WHAT IS NEEDED>
Present every line in which the string "horizontal" appears.

_____

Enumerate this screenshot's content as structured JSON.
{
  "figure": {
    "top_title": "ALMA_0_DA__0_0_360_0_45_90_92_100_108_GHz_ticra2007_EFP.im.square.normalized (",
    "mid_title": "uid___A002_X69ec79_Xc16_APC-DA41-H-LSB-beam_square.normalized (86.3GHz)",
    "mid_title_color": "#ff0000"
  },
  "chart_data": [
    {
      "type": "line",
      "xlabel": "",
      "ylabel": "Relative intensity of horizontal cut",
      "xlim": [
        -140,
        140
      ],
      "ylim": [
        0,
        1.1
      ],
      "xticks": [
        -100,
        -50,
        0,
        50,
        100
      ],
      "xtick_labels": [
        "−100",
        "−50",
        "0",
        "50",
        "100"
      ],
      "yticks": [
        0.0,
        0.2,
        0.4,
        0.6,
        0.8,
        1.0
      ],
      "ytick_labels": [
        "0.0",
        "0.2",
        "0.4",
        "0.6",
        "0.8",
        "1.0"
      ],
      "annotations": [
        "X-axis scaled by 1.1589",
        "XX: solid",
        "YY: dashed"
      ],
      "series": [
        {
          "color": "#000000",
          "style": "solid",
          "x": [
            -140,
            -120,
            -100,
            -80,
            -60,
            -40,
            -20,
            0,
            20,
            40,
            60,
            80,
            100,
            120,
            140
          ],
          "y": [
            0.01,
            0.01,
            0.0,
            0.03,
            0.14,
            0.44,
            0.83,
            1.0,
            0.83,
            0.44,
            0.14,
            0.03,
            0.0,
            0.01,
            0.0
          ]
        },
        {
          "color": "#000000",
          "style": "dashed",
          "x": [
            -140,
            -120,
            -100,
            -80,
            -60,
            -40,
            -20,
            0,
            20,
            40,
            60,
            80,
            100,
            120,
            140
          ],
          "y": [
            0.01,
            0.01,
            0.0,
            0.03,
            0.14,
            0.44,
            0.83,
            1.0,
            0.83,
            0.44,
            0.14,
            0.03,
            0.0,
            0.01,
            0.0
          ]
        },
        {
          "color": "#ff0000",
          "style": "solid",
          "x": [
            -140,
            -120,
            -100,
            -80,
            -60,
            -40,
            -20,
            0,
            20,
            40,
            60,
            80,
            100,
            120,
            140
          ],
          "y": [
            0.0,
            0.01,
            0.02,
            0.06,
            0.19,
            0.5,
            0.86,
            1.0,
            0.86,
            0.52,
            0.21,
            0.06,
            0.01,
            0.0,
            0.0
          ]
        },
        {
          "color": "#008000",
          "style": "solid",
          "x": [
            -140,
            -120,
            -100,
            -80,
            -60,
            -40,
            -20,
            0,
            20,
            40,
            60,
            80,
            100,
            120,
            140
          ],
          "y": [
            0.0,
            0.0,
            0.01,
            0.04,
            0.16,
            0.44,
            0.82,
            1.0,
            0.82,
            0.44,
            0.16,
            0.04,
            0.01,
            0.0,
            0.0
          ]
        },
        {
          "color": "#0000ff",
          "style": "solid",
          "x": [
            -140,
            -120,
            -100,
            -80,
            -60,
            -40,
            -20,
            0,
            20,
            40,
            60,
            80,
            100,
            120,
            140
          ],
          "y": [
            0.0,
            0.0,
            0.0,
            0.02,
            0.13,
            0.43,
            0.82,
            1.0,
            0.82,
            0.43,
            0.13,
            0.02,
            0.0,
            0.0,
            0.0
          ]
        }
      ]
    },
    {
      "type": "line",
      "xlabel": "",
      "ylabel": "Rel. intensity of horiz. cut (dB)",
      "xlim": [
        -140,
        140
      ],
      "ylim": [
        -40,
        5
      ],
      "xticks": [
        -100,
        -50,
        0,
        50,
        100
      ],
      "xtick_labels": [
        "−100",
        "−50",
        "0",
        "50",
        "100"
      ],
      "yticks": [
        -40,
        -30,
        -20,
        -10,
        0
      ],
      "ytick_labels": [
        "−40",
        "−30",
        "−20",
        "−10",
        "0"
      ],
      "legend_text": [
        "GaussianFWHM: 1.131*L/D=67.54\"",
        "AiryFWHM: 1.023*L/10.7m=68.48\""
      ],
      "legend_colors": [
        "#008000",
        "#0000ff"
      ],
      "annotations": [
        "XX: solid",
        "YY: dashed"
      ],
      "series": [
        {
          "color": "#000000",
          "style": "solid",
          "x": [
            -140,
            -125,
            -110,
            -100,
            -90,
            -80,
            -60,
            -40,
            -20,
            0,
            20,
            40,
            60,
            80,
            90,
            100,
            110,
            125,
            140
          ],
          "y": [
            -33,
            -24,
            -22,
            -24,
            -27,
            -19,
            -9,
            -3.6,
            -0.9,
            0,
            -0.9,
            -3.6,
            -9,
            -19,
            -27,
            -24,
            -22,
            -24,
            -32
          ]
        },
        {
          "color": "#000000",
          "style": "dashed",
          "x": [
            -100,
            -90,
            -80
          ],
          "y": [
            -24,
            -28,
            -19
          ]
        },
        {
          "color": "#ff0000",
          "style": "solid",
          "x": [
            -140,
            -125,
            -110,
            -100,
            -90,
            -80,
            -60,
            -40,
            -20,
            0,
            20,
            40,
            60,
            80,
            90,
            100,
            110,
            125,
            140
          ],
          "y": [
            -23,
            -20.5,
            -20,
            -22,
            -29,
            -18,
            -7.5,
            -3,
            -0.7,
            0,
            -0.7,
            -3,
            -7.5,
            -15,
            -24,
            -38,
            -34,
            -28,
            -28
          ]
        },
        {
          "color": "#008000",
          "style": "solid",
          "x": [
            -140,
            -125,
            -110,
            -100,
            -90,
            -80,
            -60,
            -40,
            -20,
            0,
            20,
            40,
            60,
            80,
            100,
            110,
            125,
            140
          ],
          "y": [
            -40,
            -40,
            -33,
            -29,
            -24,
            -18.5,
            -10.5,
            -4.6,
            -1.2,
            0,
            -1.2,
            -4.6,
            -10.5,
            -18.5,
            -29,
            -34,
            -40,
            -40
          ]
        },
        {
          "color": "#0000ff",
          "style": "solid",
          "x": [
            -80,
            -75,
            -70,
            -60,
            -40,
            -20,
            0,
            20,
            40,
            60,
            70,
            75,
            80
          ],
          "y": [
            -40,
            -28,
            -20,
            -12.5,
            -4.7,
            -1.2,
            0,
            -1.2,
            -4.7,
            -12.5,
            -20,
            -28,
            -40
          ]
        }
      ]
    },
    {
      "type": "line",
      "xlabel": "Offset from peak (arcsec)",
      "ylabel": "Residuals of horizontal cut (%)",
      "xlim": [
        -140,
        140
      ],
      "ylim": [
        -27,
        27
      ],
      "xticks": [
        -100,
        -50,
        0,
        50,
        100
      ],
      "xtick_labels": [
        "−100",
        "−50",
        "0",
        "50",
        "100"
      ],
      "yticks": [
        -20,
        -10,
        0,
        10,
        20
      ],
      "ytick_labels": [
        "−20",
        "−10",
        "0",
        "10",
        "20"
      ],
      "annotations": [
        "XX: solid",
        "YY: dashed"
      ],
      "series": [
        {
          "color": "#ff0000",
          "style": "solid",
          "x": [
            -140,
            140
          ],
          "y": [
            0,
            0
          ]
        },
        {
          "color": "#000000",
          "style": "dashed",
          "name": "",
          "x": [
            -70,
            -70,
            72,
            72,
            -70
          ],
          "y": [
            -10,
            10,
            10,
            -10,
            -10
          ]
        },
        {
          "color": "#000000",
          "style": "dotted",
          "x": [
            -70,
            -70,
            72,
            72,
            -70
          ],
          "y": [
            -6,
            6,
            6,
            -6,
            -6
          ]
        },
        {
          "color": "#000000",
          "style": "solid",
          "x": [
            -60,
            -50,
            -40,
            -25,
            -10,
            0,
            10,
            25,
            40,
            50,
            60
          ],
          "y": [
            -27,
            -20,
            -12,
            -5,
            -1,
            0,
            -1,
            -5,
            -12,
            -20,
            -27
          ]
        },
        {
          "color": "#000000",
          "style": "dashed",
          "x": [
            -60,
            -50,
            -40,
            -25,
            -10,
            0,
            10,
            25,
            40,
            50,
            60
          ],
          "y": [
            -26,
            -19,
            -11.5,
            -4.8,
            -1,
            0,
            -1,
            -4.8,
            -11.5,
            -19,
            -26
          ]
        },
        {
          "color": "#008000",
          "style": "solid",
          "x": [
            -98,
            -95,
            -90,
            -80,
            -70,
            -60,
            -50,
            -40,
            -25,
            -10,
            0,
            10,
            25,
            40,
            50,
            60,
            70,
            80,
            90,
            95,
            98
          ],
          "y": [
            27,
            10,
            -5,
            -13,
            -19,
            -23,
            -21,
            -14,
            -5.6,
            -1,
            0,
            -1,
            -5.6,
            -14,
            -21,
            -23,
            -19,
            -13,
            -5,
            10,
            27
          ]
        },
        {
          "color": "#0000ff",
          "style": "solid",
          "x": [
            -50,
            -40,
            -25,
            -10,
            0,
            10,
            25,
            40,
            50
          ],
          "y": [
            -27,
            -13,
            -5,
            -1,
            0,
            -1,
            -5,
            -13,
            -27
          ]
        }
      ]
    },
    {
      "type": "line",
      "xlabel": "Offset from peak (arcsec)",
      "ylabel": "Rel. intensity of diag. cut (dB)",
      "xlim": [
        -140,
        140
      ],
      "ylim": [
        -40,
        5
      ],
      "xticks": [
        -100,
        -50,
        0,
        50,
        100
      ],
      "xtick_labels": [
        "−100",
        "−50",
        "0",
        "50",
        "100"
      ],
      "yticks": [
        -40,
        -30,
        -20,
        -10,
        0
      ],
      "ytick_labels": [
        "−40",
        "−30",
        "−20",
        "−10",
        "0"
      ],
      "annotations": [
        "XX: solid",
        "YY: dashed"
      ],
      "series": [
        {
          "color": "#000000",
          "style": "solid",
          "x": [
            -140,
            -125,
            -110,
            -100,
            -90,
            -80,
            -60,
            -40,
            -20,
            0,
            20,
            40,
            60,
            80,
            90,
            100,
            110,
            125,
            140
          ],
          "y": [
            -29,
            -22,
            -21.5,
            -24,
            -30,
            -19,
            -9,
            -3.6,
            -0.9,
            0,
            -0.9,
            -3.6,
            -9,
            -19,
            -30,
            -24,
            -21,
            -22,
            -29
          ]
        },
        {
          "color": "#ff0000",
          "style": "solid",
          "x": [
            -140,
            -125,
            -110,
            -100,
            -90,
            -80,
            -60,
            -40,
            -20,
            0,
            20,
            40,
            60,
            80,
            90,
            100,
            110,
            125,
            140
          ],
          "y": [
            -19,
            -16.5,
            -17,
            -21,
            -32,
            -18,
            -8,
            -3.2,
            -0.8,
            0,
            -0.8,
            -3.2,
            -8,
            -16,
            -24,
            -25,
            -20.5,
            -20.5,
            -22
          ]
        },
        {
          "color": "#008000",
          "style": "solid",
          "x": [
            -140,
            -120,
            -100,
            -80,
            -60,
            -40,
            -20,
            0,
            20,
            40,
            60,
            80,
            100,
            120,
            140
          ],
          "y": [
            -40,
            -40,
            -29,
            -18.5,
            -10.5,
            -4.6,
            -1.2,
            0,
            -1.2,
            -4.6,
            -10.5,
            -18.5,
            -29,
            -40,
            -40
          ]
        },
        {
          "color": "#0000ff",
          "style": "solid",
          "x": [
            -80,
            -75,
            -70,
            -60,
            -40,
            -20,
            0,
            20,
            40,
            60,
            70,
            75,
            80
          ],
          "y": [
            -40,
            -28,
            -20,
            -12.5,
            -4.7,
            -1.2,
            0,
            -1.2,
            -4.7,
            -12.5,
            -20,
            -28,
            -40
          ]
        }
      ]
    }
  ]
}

_____

FINISHED TASK>
      "ylabel": "Relative intensity of horizontal cut",
      "ylabel": "Residuals of horizontal cut (%)",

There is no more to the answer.